■ **Required task**
Give the entries again, word for word.

■ **Record excerpts**
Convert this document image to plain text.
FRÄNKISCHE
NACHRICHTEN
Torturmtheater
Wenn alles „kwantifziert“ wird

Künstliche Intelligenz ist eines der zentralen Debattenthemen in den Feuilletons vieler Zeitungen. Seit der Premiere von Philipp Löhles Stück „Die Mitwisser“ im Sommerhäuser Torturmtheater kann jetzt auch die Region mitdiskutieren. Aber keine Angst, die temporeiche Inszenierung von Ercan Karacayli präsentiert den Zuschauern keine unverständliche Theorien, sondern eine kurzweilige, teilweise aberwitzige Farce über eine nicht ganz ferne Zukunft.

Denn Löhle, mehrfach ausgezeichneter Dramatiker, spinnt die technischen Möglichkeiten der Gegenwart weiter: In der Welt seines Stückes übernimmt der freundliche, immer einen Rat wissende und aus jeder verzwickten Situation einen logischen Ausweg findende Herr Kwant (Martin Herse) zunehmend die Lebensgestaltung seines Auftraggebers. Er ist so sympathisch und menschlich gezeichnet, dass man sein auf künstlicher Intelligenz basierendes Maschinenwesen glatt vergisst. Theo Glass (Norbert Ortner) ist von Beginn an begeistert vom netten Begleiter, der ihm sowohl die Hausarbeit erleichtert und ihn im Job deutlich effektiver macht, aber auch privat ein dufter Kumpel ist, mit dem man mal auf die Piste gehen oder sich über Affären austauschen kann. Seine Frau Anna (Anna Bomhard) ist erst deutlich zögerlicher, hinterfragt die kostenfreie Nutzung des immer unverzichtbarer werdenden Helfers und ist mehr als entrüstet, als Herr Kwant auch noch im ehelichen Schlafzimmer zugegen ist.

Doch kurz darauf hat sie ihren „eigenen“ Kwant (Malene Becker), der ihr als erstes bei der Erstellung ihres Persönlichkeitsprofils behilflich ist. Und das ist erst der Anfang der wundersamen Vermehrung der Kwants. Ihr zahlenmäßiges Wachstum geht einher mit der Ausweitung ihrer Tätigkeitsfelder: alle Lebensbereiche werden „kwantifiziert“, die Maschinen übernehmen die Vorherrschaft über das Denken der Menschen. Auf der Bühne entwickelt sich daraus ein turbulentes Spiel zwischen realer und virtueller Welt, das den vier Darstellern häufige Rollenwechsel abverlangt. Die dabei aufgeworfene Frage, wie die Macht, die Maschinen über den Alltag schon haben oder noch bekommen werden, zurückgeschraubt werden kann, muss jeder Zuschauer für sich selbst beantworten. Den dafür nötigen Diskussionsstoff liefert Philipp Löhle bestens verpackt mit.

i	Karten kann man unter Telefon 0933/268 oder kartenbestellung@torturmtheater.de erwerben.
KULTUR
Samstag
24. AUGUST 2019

■ **Right answer**
Convert this document image to plain text.
FRÄNKISCHE
NACHRICHTEN
Torturmtheater
Wenn alles „kwantifziert“ wird

Künstliche Intelligenz ist eines der zentralen Debattenthemen in den Feuilletons vieler Zeitungen. Seit der Premiere von Philipp Löhles Stück „Die Mitwisser“ im Sommerhäuser Torturmtheater kann jetzt auch die Region mitdiskutieren. Aber keine Angst, die temporeiche Inszenierung von Ercan Karacayli präsentiert den Zuschauern keine unverständliche Theorien, sondern eine kurzweilige, teilweise aberwitzige Farce über eine nicht ganz ferne Zukunft.

Denn Löhle, mehrfach ausgezeichneter Dramatiker, spinnt die technischen Möglichkeiten der Gegenwart weiter: In der Welt seines Stückes übernimmt der freundliche, immer einen Rat wissende und aus jeder verzwickten Situation einen logischen Ausweg findende Herr Kwant (Martin Herse) zunehmend die Lebensgestaltung seines Auftraggebers. Er ist so sympathisch und menschlich gezeichnet, dass man sein auf künstlicher Intelligenz basierendes Maschinenwesen glatt vergisst. Theo Glass (Norbert Ortner) ist von Beginn an begeistert vom netten Begleiter, der ihm sowohl die Hausarbeit erleichtert und ihn im Job deutlich effektiver macht, aber auch privat ein dufter Kumpel ist, mit dem man mal auf die Piste gehen oder sich über Affären austauschen kann. Seine Frau Anna (Anna Bomhard) ist erst deutlich zögerlicher, hinterfragt die kostenfreie Nutzung des immer unverzichtbarer werdenden Helfers und ist mehr als entrüstet, als Herr Kwant auch noch im ehelichen Schlafzimmer zugegen ist.

Doch kurz darauf hat sie ihren „eigenen“ Kwant (Malene Becker), der ihr als erstes bei der Erstellung ihres Persönlichkeitsprofils behilflich ist. Und das ist erst der Anfang der wundersamen Vermehrung der Kwants. Ihr zahlenmäßiges Wachstum geht einher mit der Ausweitung ihrer Tätigkeitsfelder: alle Lebensbereiche werden „kwantifiziert“, die Maschinen übernehmen die Vorherrschaft über das Denken der Menschen. Auf der Bühne entwickelt sich daraus ein turbulentes Spiel zwischen realer und virtueller Welt, das den vier Darstellern häufige Rollenwechsel abverlangt. Die dabei aufgeworfene Frage, wie die Macht, die Maschinen über den Alltag schon haben oder noch bekommen werden, zurückgeschraubt werden kann, muss jeder Zuschauer für sich selbst beantworten. Den dafür nötigen Diskussionsstoff liefert Philipp Löhle bestens verpackt mit.

i	Karten kann man unter Telefon 0933/268 oder kartenbestellung@torturmtheater.de erwerben.
KULTUR
Samstag
24. AUGUST 2019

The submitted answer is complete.